### WHAT TO DO:
Write out every entry, unchanged. Skip any picture.

# # # # # # #

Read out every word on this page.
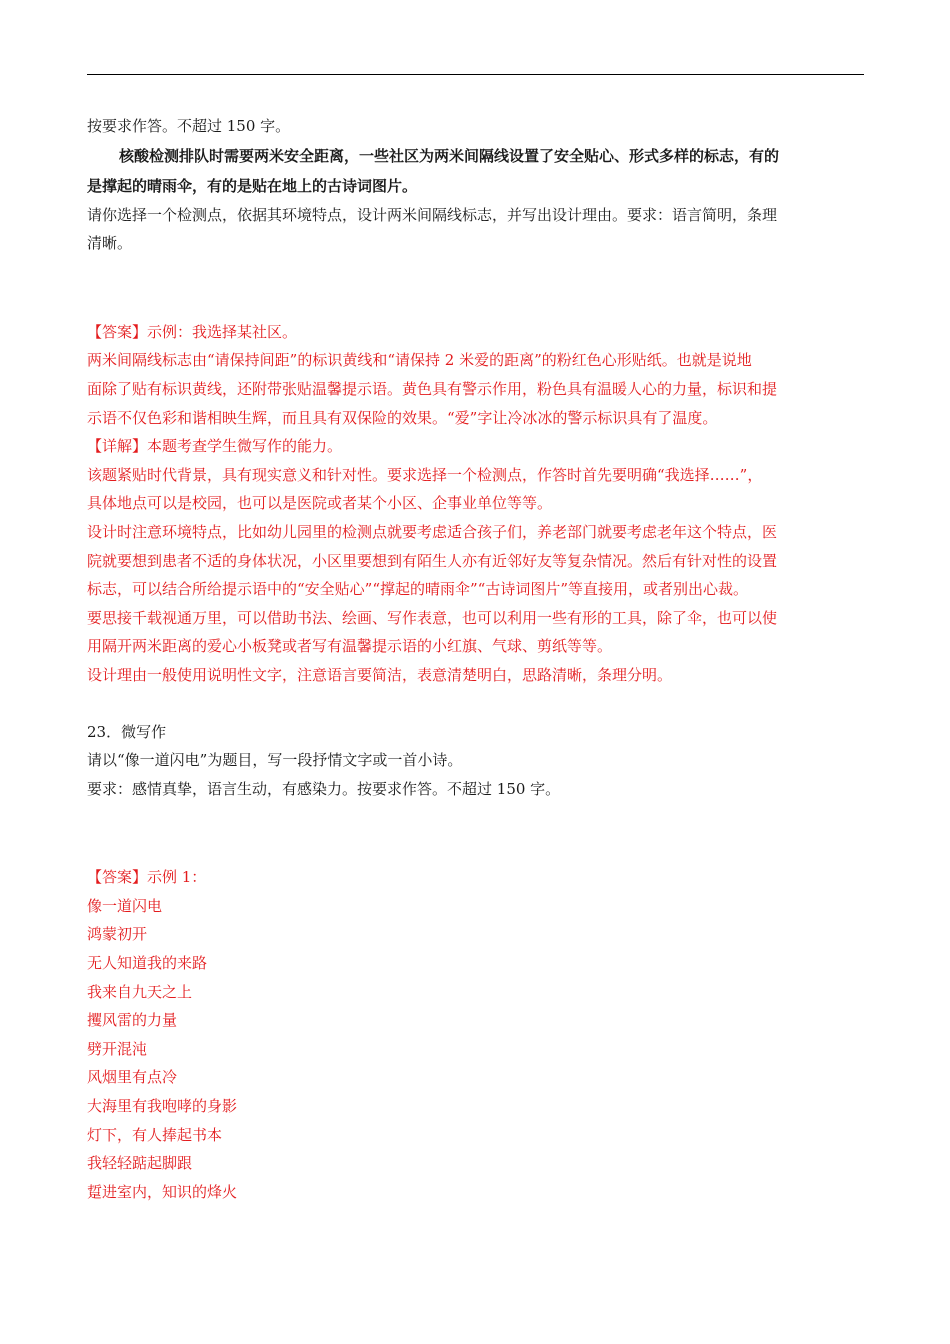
按要求作答。不超过 150 字。

核酸检测排队时需要两米安全距离，一些社区为两米间隔线设置了安全贴心、形式多样的标志，有的

是撑起的晴雨伞，有的是贴在地上的古诗词图片。

请你选择一个检测点，依据其环境特点，设计两米间隔线标志，并写出设计理由。要求：语言简明，条理

清晰。

【答案】示例：我选择某社区。

两米间隔线标志由“请保持间距”的标识黄线和“请保持 2 米爱的距离”的粉红色心形贴纸。也就是说地

面除了贴有标识黄线，还附带张贴温馨提示语。黄色具有警示作用，粉色具有温暖人心的力量，标识和提

示语不仅色彩和谐相映生辉，而且具有双保险的效果。“爱”字让冷冰冰的警示标识具有了温度。

【详解】本题考查学生微写作的能力。

该题紧贴时代背景，具有现实意义和针对性。要求选择一个检测点，作答时首先要明确“我选择……”，

具体地点可以是校园，也可以是医院或者某个小区、企事业单位等等。

设计时注意环境特点，比如幼儿园里的检测点就要考虑适合孩子们，养老部门就要考虑老年这个特点，医

院就要想到患者不适的身体状况，小区里要想到有陌生人亦有近邻好友等复杂情况。然后有针对性的设置

标志，可以结合所给提示语中的“安全贴心”“撑起的晴雨伞”“古诗词图片”等直接用，或者别出心裁。

要思接千载视通万里，可以借助书法、绘画、写作表意，也可以利用一些有形的工具，除了伞，也可以使

用隔开两米距离的爱心小板凳或者写有温馨提示语的小红旗、气球、剪纸等等。

设计理由一般使用说明性文字，注意语言要简洁，表意清楚明白，思路清晰，条理分明。

23．微写作

请以“像一道闪电”为题目，写一段抒情文字或一首小诗。

要求：感情真挚，语言生动，有感染力。按要求作答。不超过 150 字。

【答案】示例 1：

像一道闪电

鸿蒙初开

无人知道我的来路

我来自九天之上

攫风雷的力量

劈开混沌

风烟里有点冷

大海里有我咆哮的身影

灯下，有人捧起书本

我轻轻踮起脚跟

踅进室内，知识的烽火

# # # # # # #

### ANSWER TO THIS PROBLEM:
Read out every word on this page.
按要求作答。不超过 150 字。

核酸检测排队时需要两米安全距离，一些社区为两米间隔线设置了安全贴心、形式多样的标志，有的

是撑起的晴雨伞，有的是贴在地上的古诗词图片。

请你选择一个检测点，依据其环境特点，设计两米间隔线标志，并写出设计理由。要求：语言简明，条理

清晰。

【答案】示例：我选择某社区。

两米间隔线标志由“请保持间距”的标识黄线和“请保持 2 米爱的距离”的粉红色心形贴纸。也就是说地

面除了贴有标识黄线，还附带张贴温馨提示语。黄色具有警示作用，粉色具有温暖人心的力量，标识和提

示语不仅色彩和谐相映生辉，而且具有双保险的效果。“爱”字让冷冰冰的警示标识具有了温度。

【详解】本题考查学生微写作的能力。

该题紧贴时代背景，具有现实意义和针对性。要求选择一个检测点，作答时首先要明确“我选择……”，

具体地点可以是校园，也可以是医院或者某个小区、企事业单位等等。

设计时注意环境特点，比如幼儿园里的检测点就要考虑适合孩子们，养老部门就要考虑老年这个特点，医

院就要想到患者不适的身体状况，小区里要想到有陌生人亦有近邻好友等复杂情况。然后有针对性的设置

标志，可以结合所给提示语中的“安全贴心”“撑起的晴雨伞”“古诗词图片”等直接用，或者别出心裁。

要思接千载视通万里，可以借助书法、绘画、写作表意，也可以利用一些有形的工具，除了伞，也可以使

用隔开两米距离的爱心小板凳或者写有温馨提示语的小红旗、气球、剪纸等等。

设计理由一般使用说明性文字，注意语言要简洁，表意清楚明白，思路清晰，条理分明。

23．微写作

请以“像一道闪电”为题目，写一段抒情文字或一首小诗。

要求：感情真挚，语言生动，有感染力。按要求作答。不超过 150 字。

【答案】示例 1：

像一道闪电

鸿蒙初开

无人知道我的来路

我来自九天之上

攫风雷的力量

劈开混沌

风烟里有点冷

大海里有我咆哮的身影

灯下，有人捧起书本

我轻轻踮起脚跟

踅进室内，知识的烽火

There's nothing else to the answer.